(Recorded data)
══════
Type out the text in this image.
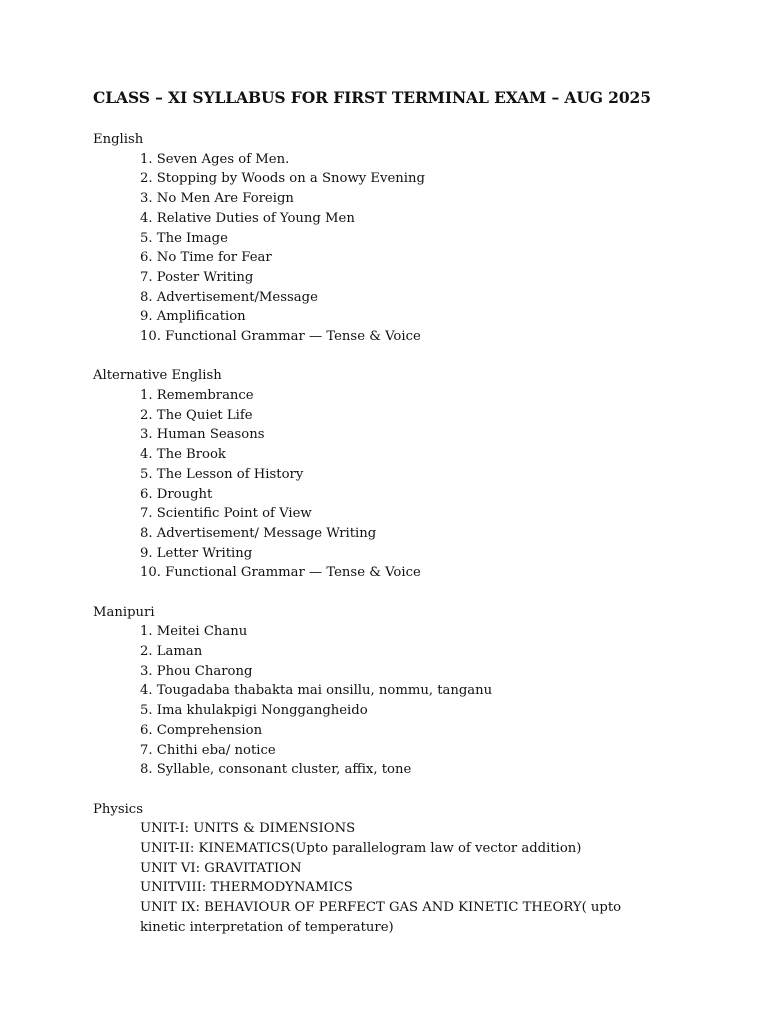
CLASS – XI SYLLABUS FOR FIRST TERMINAL EXAM – AUG 2025
English
1. Seven Ages of Men.
2. Stopping by Woods on a Snowy Evening
3. No Men Are Foreign
4. Relative Duties of Young Men
5. The Image
6. No Time for Fear
7. Poster Writing
8. Advertisement/Message
9. Amplification
10. Functional Grammar — Tense & Voice
Alternative English
1. Remembrance
2. The Quiet Life
3. Human Seasons
4. The Brook
5. The Lesson of History
6. Drought
7. Scientific Point of View
8. Advertisement/ Message Writing
9. Letter Writing
10. Functional Grammar — Tense & Voice
Manipuri
1. Meitei Chanu
2. Laman
3. Phou Charong
4. Tougadaba thabakta mai onsillu, nommu, tanganu
5. Ima khulakpigi Nonggangheido
6. Comprehension
7. Chithi eba/ notice
8. Syllable, consonant cluster, affix, tone
Physics
UNIT-I: UNITS & DIMENSIONS
UNIT-II: KINEMATICS(Upto parallelogram law of vector addition)
UNIT VI: GRAVITATION
UNITVIII: THERMODYNAMICS
UNIT IX: BEHAVIOUR OF PERFECT GAS AND KINETIC THEORY( upto kinetic interpretation of temperature)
══════
Required task:
State how many lines of the listing hold the string "Advertisement"; reply with the number and nothing else.

Result below:
2